Pick out every line with the word "Intel" and copy it.

**MATERIAL FOR THIS EXERCISE**
########################################
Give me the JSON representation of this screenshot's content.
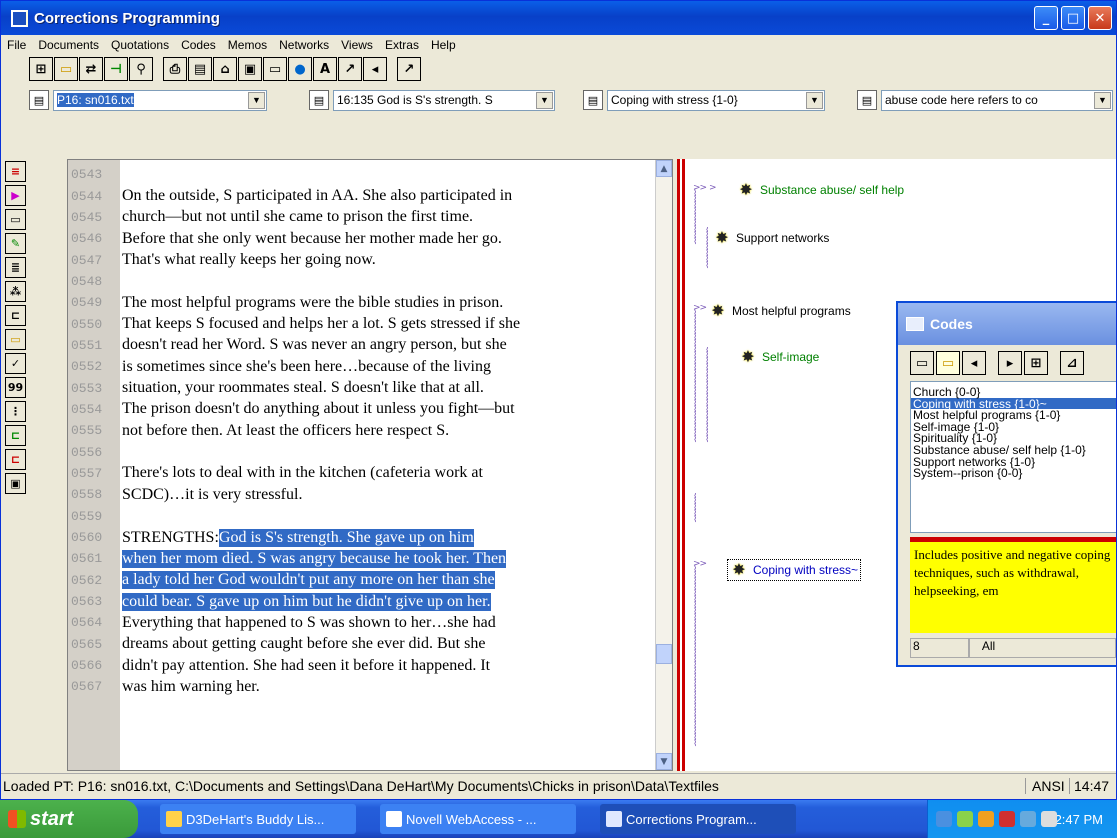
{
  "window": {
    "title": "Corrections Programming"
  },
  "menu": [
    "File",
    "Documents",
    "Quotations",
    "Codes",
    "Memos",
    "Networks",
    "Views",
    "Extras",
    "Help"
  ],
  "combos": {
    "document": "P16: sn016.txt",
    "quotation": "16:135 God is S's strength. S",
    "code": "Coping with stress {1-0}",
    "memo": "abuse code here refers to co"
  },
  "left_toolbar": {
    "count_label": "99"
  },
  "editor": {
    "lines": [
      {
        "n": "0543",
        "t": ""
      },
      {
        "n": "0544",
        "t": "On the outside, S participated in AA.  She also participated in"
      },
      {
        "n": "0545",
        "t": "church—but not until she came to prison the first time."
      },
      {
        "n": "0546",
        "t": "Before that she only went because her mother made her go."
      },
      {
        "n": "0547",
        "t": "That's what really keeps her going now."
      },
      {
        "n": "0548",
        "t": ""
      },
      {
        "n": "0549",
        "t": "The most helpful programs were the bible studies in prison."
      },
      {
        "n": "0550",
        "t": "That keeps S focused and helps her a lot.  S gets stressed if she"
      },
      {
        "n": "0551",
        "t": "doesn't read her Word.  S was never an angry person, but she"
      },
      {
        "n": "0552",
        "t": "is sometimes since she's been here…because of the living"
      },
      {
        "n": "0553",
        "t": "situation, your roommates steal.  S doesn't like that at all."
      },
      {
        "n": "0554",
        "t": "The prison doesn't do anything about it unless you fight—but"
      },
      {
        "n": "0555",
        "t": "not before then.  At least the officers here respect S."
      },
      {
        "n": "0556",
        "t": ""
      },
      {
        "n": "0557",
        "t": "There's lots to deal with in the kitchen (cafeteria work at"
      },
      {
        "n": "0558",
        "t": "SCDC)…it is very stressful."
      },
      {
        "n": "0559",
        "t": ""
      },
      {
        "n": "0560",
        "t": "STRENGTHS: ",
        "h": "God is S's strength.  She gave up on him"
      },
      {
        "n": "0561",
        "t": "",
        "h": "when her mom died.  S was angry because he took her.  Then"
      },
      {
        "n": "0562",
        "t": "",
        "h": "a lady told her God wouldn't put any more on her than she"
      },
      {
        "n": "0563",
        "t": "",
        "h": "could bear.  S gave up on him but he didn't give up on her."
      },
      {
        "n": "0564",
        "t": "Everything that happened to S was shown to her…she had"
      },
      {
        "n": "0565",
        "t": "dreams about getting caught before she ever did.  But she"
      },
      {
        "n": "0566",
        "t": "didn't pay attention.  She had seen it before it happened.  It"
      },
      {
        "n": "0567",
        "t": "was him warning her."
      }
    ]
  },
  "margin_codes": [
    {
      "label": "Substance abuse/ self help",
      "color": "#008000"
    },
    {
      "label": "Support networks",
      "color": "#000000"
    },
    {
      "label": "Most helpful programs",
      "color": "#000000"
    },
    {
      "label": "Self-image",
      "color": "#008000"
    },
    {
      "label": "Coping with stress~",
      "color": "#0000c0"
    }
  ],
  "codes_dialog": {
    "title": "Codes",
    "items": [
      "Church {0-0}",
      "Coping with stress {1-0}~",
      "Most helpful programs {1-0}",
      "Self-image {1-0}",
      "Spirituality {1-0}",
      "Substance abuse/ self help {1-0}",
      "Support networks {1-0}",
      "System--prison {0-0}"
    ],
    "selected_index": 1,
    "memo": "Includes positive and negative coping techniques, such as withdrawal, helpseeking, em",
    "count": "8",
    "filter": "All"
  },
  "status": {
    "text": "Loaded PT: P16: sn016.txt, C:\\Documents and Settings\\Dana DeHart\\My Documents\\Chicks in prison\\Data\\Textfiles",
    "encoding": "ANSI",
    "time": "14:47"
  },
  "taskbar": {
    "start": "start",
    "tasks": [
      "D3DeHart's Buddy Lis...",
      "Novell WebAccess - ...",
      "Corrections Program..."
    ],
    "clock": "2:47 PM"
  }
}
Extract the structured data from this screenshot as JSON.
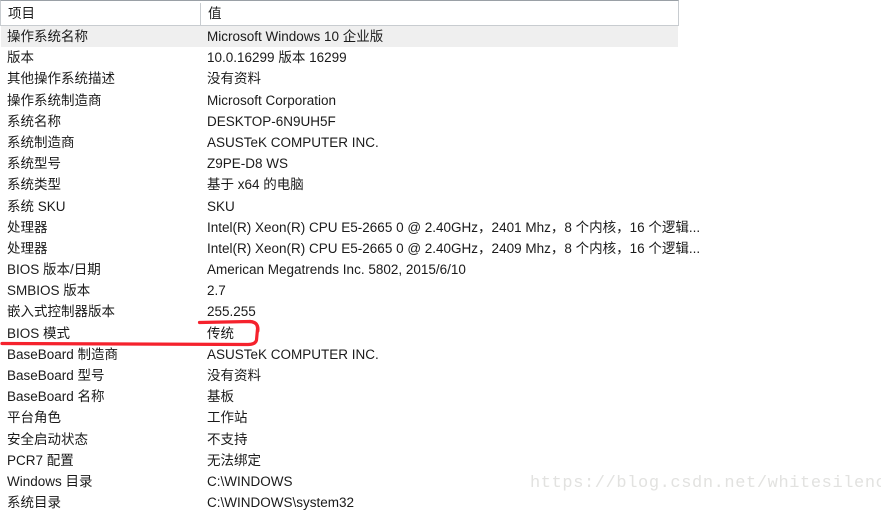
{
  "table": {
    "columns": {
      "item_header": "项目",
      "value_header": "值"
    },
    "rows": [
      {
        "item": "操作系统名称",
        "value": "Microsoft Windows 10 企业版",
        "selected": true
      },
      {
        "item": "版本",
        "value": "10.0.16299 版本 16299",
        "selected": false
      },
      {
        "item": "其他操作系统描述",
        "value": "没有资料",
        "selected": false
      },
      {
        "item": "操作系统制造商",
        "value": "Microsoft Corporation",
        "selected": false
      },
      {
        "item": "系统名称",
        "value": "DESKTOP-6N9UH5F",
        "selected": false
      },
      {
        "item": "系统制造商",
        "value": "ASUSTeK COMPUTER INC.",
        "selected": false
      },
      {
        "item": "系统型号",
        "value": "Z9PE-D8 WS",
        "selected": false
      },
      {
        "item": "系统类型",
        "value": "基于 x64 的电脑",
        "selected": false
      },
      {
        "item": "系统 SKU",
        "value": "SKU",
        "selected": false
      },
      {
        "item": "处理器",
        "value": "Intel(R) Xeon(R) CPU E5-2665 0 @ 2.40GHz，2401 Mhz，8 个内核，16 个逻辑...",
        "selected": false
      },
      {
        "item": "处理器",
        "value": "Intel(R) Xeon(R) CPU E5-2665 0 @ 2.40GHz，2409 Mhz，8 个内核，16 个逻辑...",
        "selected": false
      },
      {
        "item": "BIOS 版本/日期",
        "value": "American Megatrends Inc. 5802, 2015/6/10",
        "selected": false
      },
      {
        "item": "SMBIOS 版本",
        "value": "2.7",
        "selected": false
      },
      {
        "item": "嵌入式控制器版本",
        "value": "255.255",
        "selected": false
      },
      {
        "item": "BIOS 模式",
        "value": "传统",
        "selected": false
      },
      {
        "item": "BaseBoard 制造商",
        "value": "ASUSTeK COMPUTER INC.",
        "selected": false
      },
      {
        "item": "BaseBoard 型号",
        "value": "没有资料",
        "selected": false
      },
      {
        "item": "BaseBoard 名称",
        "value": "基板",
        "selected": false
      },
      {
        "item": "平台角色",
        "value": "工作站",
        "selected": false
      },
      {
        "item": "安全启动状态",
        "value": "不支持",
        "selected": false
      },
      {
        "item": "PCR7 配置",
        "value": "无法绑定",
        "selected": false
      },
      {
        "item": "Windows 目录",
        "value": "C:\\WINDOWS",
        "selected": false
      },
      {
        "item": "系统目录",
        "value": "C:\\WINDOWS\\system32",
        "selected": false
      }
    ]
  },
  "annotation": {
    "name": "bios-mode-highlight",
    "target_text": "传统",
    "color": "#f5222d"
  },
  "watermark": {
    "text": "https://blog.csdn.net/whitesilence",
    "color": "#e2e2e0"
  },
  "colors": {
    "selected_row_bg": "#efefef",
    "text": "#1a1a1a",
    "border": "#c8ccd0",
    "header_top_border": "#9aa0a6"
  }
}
########################################
**FULL SOLUTION**
        "value": "Intel(R) Xeon(R) CPU E5-2665 0 @ 2.40GHz，2401 Mhz，8 个内核，16 个逻辑...",
        "value": "Intel(R) Xeon(R) CPU E5-2665 0 @ 2.40GHz，2409 Mhz，8 个内核，16 个逻辑...",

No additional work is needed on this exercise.